(TASK STATEMENT) Check every line of the material below for the string "supply", and return the ones that have it.

(RECORDS SHOWN)
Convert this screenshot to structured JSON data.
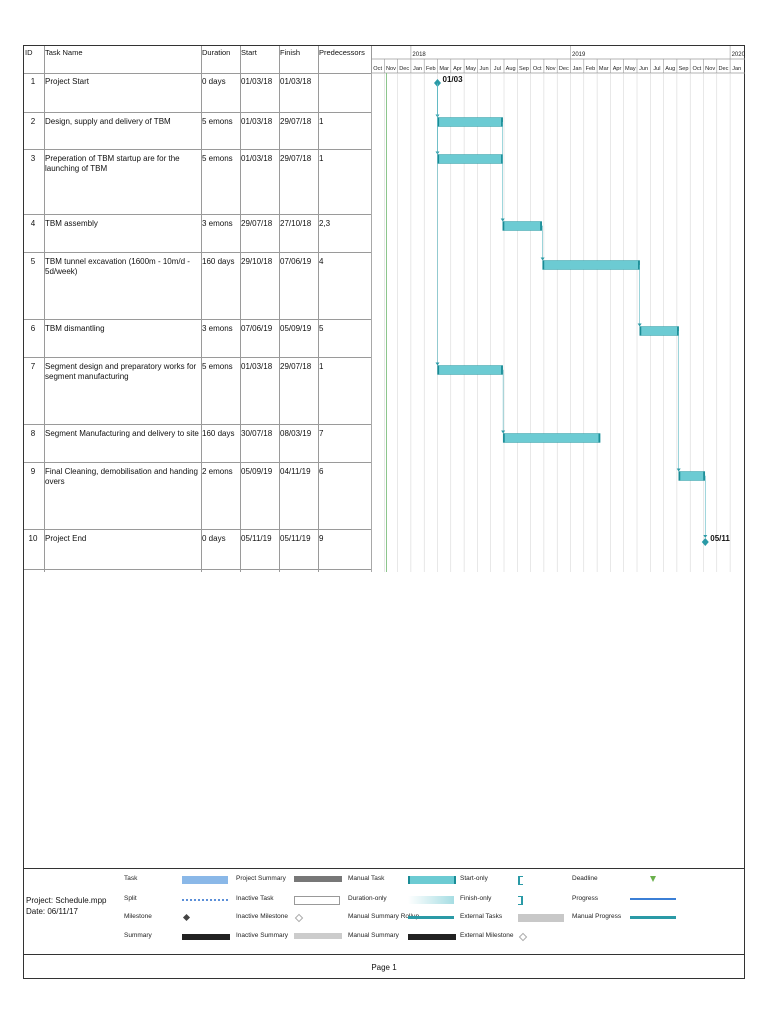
{
  "columns": {
    "id": "ID",
    "name": "Task Name",
    "duration": "Duration",
    "start": "Start",
    "finish": "Finish",
    "predecessors": "Predecessors"
  },
  "timeline": {
    "years": [
      "2018",
      "2019",
      "2020"
    ],
    "months": [
      "Oct",
      "Nov",
      "Dec",
      "Jan",
      "Feb",
      "Mar",
      "Apr",
      "May",
      "Jun",
      "Jul",
      "Aug",
      "Sep",
      "Oct",
      "Nov",
      "Dec",
      "Jan",
      "Feb",
      "Mar",
      "Apr",
      "May",
      "Jun",
      "Jul",
      "Aug",
      "Sep",
      "Oct",
      "Nov",
      "Dec",
      "Jan"
    ]
  },
  "tasks": [
    {
      "id": "1",
      "name": "Project Start",
      "duration": "0 days",
      "start": "01/03/18",
      "finish": "01/03/18",
      "pred": ""
    },
    {
      "id": "2",
      "name": "Design, supply and delivery of TBM",
      "duration": "5 emons",
      "start": "01/03/18",
      "finish": "29/07/18",
      "pred": "1"
    },
    {
      "id": "3",
      "name": "Preperation of TBM startup are for the launching of TBM",
      "duration": "5 emons",
      "start": "01/03/18",
      "finish": "29/07/18",
      "pred": "1"
    },
    {
      "id": "4",
      "name": "TBM assembly",
      "duration": "3 emons",
      "start": "29/07/18",
      "finish": "27/10/18",
      "pred": "2,3"
    },
    {
      "id": "5",
      "name": "TBM tunnel excavation (1600m - 10m/d - 5d/week)",
      "duration": "160 days",
      "start": "29/10/18",
      "finish": "07/06/19",
      "pred": "4"
    },
    {
      "id": "6",
      "name": "TBM dismantling",
      "duration": "3 emons",
      "start": "07/06/19",
      "finish": "05/09/19",
      "pred": "5"
    },
    {
      "id": "7",
      "name": "Segment design and preparatory works for segment manufacturing",
      "duration": "5 emons",
      "start": "01/03/18",
      "finish": "29/07/18",
      "pred": "1"
    },
    {
      "id": "8",
      "name": "Segment Manufacturing and delivery to site",
      "duration": "160 days",
      "start": "30/07/18",
      "finish": "08/03/19",
      "pred": "7"
    },
    {
      "id": "9",
      "name": "Final Cleaning, demobilisation and handing overs",
      "duration": "2 emons",
      "start": "05/09/19",
      "finish": "04/11/19",
      "pred": "6"
    },
    {
      "id": "10",
      "name": "Project End",
      "duration": "0 days",
      "start": "05/11/19",
      "finish": "05/11/19",
      "pred": "9"
    }
  ],
  "chart_data": {
    "type": "gantt",
    "x_range": [
      "2017-10-01",
      "2020-01-31"
    ],
    "bars": [
      {
        "task": "Design, supply and delivery of TBM",
        "start": "2018-03-01",
        "end": "2018-07-29"
      },
      {
        "task": "Preperation of TBM startup are for the launching of TBM",
        "start": "2018-03-01",
        "end": "2018-07-29"
      },
      {
        "task": "TBM assembly",
        "start": "2018-07-29",
        "end": "2018-10-27"
      },
      {
        "task": "TBM tunnel excavation (1600m - 10m/d - 5d/week)",
        "start": "2018-10-29",
        "end": "2019-06-07"
      },
      {
        "task": "TBM dismantling",
        "start": "2019-06-07",
        "end": "2019-09-05"
      },
      {
        "task": "Segment design and preparatory works for segment manufacturing",
        "start": "2018-03-01",
        "end": "2018-07-29"
      },
      {
        "task": "Segment Manufacturing and delivery to site",
        "start": "2018-07-30",
        "end": "2019-03-08"
      },
      {
        "task": "Final Cleaning, demobilisation and handing overs",
        "start": "2019-09-05",
        "end": "2019-11-04"
      }
    ],
    "milestones": [
      {
        "task": "Project Start",
        "date": "2018-03-01",
        "label": "01/03"
      },
      {
        "task": "Project End",
        "date": "2019-11-05",
        "label": "05/11"
      }
    ],
    "dependencies": [
      [
        1,
        2
      ],
      [
        1,
        3
      ],
      [
        1,
        7
      ],
      [
        2,
        4
      ],
      [
        4,
        5
      ],
      [
        5,
        6
      ],
      [
        7,
        8
      ],
      [
        6,
        9
      ],
      [
        9,
        10
      ]
    ],
    "colors": {
      "bar": "#6ccbd3",
      "bar_edge": "#1a8c96",
      "milestone": "#2a9aa6",
      "today_line": "#7fbf7f",
      "grid": "#d0d0d0"
    }
  },
  "legend": {
    "project": "Project: Schedule.mpp",
    "date": "Date: 06/11/17",
    "items": [
      "Task",
      "Split",
      "Milestone",
      "Summary",
      "Project Summary",
      "Inactive Task",
      "Inactive Milestone",
      "Inactive Summary",
      "Manual Task",
      "Duration-only",
      "Manual Summary Rollup",
      "Manual Summary",
      "Start-only",
      "Finish-only",
      "External Tasks",
      "External Milestone",
      "Deadline",
      "Progress",
      "Manual Progress"
    ]
  },
  "footer": {
    "page": "Page 1"
  }
}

(TASK RESPONSE)
      "name": "Design, supply and delivery of TBM",
        "task": "Design, supply and delivery of TBM",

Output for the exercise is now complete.